▸ Aim of the exercise
Return every record verbatim.
******************************
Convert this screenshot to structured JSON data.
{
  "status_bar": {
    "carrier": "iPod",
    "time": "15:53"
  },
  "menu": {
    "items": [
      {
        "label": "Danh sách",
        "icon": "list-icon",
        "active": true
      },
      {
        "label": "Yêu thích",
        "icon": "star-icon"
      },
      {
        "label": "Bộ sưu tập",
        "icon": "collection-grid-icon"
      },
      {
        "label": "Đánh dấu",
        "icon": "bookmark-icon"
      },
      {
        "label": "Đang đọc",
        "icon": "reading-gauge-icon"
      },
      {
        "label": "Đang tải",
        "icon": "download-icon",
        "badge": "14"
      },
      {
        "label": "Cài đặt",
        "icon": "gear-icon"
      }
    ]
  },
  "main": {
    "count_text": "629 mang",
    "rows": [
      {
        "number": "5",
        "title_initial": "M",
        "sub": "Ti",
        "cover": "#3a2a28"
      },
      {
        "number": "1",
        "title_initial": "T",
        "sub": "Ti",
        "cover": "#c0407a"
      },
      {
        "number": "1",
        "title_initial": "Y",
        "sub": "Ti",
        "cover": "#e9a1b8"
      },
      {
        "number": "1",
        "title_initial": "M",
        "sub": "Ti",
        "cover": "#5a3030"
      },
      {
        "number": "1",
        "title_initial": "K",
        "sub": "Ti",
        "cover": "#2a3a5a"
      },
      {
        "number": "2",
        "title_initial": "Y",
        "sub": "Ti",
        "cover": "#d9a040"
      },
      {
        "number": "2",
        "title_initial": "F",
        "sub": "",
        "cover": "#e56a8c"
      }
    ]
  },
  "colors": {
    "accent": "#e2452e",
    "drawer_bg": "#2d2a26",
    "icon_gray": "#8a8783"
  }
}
******************************
▸ Output of the task
Convert this screenshot to structured JSON data.
{
  "status_bar": {
    "carrier": "iPod",
    "time": "15:53"
  },
  "menu": {
    "items": [
      {
        "label": "Danh sách",
        "icon": "list-icon",
        "active": true
      },
      {
        "label": "Yêu thích",
        "icon": "star-icon"
      },
      {
        "label": "Bộ sưu tập",
        "icon": "collection-grid-icon"
      },
      {
        "label": "Đánh dấu",
        "icon": "bookmark-icon"
      },
      {
        "label": "Đang đọc",
        "icon": "reading-gauge-icon"
      },
      {
        "label": "Đang tải",
        "icon": "download-icon",
        "badge": "14"
      },
      {
        "label": "Cài đặt",
        "icon": "gear-icon"
      }
    ]
  },
  "main": {
    "count_text": "629 mang",
    "rows": [
      {
        "number": "5",
        "title_initial": "M",
        "sub": "Ti",
        "cover": "#3a2a28"
      },
      {
        "number": "1",
        "title_initial": "T",
        "sub": "Ti",
        "cover": "#c0407a"
      },
      {
        "number": "1",
        "title_initial": "Y",
        "sub": "Ti",
        "cover": "#e9a1b8"
      },
      {
        "number": "1",
        "title_initial": "M",
        "sub": "Ti",
        "cover": "#5a3030"
      },
      {
        "number": "1",
        "title_initial": "K",
        "sub": "Ti",
        "cover": "#2a3a5a"
      },
      {
        "number": "2",
        "title_initial": "Y",
        "sub": "Ti",
        "cover": "#d9a040"
      },
      {
        "number": "2",
        "title_initial": "F",
        "sub": "",
        "cover": "#e56a8c"
      }
    ]
  },
  "colors": {
    "accent": "#e2452e",
    "drawer_bg": "#2d2a26",
    "icon_gray": "#8a8783"
  }
}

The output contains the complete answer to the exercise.